(Dataset entries)
====================
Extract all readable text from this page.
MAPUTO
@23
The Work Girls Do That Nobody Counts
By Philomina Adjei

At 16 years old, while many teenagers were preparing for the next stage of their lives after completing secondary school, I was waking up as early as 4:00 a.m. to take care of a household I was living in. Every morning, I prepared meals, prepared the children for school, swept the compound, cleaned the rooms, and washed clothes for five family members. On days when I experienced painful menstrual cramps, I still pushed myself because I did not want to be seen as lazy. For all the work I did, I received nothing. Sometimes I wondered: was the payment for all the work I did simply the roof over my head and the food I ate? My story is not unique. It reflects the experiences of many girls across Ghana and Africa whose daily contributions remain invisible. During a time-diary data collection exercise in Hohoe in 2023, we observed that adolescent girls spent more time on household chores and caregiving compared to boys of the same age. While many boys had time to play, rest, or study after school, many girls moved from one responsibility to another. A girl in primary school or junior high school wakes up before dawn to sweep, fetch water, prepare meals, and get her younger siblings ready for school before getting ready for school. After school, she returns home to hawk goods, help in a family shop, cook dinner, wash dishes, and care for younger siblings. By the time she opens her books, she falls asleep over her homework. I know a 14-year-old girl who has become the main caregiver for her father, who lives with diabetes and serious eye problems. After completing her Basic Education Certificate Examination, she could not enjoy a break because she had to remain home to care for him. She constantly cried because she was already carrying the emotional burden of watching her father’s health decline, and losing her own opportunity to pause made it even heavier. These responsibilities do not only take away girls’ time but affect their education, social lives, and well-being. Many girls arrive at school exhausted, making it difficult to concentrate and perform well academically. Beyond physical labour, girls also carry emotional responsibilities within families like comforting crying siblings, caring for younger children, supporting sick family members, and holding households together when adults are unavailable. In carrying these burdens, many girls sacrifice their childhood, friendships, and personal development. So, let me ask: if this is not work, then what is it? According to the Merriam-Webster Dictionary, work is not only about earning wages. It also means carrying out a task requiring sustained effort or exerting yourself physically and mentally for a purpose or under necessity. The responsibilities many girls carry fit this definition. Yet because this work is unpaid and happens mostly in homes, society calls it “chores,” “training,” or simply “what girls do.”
====================
Provide all the records again, word for word.

CORRECT ANSWER ▸
Extract all readable text from this page.
MAPUTO
@23
The Work Girls Do That Nobody Counts
By Philomina Adjei

At 16 years old, while many teenagers were preparing for the next stage of their lives after completing secondary school, I was waking up as early as 4:00 a.m. to take care of a household I was living in. Every morning, I prepared meals, prepared the children for school, swept the compound, cleaned the rooms, and washed clothes for five family members. On days when I experienced painful menstrual cramps, I still pushed myself because I did not want to be seen as lazy. For all the work I did, I received nothing. Sometimes I wondered: was the payment for all the work I did simply the roof over my head and the food I ate? My story is not unique. It reflects the experiences of many girls across Ghana and Africa whose daily contributions remain invisible. During a time-diary data collection exercise in Hohoe in 2023, we observed that adolescent girls spent more time on household chores and caregiving compared to boys of the same age. While many boys had time to play, rest, or study after school, many girls moved from one responsibility to another. A girl in primary school or junior high school wakes up before dawn to sweep, fetch water, prepare meals, and get her younger siblings ready for school before getting ready for school. After school, she returns home to hawk goods, help in a family shop, cook dinner, wash dishes, and care for younger siblings. By the time she opens her books, she falls asleep over her homework. I know a 14-year-old girl who has become the main caregiver for her father, who lives with diabetes and serious eye problems. After completing her Basic Education Certificate Examination, she could not enjoy a break because she had to remain home to care for him. She constantly cried because she was already carrying the emotional burden of watching her father’s health decline, and losing her own opportunity to pause made it even heavier. These responsibilities do not only take away girls’ time but affect their education, social lives, and well-being. Many girls arrive at school exhausted, making it difficult to concentrate and perform well academically. Beyond physical labour, girls also carry emotional responsibilities within families like comforting crying siblings, caring for younger children, supporting sick family members, and holding households together when adults are unavailable. In carrying these burdens, many girls sacrifice their childhood, friendships, and personal development. So, let me ask: if this is not work, then what is it? According to the Merriam-Webster Dictionary, work is not only about earning wages. It also means carrying out a task requiring sustained effort or exerting yourself physically and mentally for a purpose or under necessity. The responsibilities many girls carry fit this definition. Yet because this work is unpaid and happens mostly in homes, society calls it “chores,” “training,” or simply “what girls do.”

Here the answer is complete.